### Objective:
Rewrite only the lines starting at the one containing "contents-item[interactable]: 23. MIC/VIB" and ending at the one containing "contents-item[interactable]: 5. SOC", with "scroll-thumb" changed to "scroll-handle" and nothing else altered.

(Layout annotation data)
● ● ● ●

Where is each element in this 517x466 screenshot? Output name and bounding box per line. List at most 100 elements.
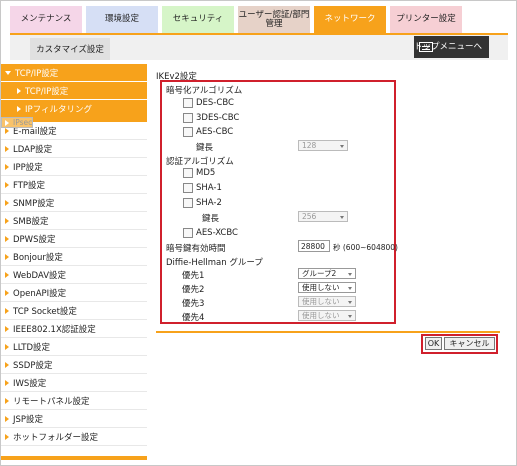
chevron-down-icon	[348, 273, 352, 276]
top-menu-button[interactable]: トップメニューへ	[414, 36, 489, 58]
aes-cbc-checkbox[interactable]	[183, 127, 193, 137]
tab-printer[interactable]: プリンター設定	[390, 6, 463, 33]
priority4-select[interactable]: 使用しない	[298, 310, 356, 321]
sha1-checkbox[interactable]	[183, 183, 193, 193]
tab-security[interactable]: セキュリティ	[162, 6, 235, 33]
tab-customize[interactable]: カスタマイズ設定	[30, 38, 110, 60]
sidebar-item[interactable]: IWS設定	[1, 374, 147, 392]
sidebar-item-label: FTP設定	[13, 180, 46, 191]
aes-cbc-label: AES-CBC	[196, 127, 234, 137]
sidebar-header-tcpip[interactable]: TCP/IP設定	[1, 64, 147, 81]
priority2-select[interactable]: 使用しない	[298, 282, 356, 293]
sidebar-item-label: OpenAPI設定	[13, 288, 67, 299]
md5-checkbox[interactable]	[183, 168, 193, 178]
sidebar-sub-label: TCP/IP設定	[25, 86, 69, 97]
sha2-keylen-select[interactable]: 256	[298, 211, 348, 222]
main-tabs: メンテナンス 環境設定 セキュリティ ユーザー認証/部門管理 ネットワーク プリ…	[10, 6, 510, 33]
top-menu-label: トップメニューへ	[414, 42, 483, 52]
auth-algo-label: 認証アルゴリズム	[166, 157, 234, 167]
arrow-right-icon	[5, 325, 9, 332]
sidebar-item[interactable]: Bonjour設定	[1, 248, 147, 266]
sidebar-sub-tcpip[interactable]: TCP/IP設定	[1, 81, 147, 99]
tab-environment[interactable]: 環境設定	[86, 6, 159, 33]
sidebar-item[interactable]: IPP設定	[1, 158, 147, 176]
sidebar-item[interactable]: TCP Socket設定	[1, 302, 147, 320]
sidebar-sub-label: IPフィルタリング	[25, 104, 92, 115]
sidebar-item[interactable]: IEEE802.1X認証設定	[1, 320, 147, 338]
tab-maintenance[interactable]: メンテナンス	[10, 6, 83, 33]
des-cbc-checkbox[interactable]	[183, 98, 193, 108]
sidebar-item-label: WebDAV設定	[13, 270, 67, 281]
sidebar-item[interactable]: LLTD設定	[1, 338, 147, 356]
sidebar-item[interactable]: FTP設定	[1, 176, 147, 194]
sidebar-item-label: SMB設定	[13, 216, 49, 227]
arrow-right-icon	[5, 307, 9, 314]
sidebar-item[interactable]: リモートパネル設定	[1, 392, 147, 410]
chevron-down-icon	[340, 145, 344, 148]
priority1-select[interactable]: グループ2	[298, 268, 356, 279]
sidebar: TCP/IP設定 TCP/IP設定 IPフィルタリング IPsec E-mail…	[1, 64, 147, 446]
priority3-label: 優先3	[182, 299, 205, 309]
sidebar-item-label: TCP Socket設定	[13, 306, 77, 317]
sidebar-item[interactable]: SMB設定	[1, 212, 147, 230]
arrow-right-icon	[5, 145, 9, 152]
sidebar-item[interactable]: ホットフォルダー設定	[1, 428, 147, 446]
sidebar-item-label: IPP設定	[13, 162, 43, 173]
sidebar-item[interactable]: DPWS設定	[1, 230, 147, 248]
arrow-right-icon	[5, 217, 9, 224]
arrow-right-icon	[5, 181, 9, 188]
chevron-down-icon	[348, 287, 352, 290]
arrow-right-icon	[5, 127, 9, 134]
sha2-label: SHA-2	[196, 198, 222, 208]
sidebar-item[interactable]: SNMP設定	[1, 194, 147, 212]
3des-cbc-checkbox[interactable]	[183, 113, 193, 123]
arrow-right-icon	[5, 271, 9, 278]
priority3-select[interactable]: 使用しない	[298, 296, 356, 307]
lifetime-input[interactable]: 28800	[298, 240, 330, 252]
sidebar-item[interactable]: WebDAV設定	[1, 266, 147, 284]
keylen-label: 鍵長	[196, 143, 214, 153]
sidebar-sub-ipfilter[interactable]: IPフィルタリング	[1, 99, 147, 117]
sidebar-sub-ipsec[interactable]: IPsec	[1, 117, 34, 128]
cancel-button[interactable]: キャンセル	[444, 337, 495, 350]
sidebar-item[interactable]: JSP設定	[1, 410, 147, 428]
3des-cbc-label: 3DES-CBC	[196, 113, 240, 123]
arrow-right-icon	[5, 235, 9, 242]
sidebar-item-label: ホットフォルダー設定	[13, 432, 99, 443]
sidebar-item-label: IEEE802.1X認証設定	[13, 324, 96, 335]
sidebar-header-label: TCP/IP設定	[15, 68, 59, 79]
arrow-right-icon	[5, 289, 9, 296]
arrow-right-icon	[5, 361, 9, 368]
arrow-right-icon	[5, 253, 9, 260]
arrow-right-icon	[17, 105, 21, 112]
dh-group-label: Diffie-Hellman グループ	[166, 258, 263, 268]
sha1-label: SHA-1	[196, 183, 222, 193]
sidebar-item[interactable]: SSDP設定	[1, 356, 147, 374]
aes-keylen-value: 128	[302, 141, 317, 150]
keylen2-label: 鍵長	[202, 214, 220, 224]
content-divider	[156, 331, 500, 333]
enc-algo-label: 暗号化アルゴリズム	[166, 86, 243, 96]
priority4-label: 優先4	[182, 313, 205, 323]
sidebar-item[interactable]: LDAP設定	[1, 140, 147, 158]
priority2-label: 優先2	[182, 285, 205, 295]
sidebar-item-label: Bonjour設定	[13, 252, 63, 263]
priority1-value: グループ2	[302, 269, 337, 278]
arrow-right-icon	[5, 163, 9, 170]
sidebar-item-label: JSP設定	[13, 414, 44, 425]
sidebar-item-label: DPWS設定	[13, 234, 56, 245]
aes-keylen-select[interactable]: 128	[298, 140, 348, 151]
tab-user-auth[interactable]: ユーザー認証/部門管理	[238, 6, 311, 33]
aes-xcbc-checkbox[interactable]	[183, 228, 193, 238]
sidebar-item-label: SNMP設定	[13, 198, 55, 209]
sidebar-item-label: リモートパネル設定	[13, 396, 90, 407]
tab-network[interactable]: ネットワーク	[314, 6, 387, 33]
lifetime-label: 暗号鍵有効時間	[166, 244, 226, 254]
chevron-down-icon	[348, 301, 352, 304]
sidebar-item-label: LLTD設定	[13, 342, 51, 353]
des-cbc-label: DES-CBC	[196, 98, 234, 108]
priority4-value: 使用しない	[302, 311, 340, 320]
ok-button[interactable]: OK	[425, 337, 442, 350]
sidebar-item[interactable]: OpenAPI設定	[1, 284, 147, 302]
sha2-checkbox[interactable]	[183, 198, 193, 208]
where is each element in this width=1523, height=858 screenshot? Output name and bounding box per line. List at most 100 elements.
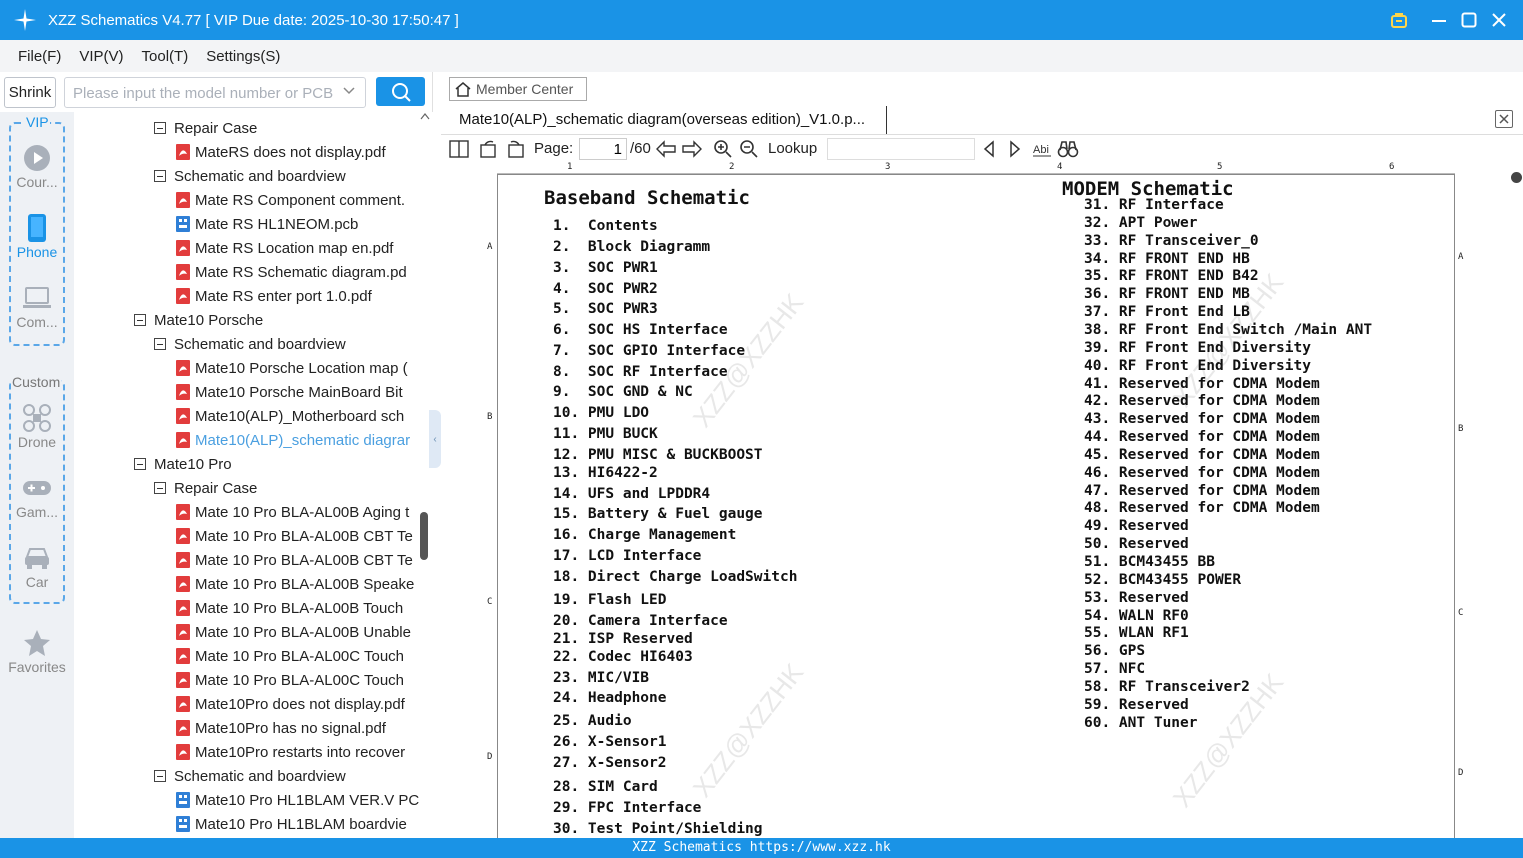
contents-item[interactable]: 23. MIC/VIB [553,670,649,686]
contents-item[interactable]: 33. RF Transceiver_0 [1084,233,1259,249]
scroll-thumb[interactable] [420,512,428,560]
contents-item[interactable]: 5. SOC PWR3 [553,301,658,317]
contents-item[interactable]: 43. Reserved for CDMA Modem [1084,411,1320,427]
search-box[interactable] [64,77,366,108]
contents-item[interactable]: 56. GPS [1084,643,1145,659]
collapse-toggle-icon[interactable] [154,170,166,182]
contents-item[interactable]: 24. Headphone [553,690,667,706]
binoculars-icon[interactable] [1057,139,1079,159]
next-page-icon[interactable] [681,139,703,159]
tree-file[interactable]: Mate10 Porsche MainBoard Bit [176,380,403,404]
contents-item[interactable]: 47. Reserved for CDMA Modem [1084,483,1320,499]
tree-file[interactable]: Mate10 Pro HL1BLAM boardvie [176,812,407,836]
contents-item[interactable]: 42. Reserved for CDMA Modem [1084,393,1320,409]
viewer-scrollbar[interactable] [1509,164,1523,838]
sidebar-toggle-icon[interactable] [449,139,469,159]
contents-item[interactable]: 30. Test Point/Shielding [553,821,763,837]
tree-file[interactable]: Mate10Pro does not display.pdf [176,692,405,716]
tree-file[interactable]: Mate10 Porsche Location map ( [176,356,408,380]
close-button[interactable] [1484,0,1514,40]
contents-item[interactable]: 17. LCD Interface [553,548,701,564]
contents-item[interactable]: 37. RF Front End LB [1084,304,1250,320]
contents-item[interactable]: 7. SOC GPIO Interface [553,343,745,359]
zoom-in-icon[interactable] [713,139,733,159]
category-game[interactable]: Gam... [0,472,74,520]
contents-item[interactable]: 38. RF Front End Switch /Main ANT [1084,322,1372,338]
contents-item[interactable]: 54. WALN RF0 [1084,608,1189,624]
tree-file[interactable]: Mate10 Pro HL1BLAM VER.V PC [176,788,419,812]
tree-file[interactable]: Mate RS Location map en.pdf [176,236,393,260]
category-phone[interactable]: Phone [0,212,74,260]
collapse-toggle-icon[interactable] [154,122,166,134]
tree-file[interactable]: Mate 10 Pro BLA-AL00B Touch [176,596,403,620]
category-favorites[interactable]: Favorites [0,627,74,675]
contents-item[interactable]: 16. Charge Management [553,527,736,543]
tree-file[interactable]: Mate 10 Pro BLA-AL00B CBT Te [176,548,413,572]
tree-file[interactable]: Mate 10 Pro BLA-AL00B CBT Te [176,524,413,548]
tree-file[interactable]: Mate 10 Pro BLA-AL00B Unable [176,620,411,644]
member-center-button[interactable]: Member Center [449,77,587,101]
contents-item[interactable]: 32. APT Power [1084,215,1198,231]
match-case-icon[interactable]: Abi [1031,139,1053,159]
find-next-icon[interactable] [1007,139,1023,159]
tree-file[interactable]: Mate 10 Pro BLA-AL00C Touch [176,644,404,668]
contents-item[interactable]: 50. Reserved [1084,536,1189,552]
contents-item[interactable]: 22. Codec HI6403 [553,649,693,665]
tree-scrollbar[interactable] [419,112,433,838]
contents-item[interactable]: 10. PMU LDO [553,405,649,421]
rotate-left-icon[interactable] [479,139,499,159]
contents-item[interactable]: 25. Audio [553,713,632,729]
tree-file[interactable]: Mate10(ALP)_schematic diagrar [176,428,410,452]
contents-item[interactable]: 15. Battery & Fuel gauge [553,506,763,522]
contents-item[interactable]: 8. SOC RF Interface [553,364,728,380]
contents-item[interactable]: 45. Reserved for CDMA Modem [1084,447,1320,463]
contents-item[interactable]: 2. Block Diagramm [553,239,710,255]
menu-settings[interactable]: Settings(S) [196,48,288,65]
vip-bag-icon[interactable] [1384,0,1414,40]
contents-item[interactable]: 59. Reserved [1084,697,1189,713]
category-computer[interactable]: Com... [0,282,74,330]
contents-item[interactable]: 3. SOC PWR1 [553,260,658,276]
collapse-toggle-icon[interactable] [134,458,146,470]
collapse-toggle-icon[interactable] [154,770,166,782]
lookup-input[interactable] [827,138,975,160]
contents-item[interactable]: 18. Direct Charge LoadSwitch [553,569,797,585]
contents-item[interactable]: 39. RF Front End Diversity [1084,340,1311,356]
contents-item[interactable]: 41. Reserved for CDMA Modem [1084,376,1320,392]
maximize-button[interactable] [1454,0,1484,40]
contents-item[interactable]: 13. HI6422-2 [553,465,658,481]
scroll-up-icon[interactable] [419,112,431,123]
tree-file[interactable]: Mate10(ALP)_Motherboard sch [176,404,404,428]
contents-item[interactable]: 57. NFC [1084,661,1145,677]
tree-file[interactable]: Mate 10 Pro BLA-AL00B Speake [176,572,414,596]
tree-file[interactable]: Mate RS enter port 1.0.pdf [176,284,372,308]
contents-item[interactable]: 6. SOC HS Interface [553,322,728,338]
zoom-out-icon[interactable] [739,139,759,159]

● ● ● ●

### Exercise response:
contents-item[interactable]: 23. MIC/VIB [553,670,649,686]
contents-item[interactable]: 33. RF Transceiver_0 [1084,233,1259,249]
scroll-handle[interactable] [420,512,428,560]
contents-item[interactable]: 5. SOC PWR3 [553,301,658,317]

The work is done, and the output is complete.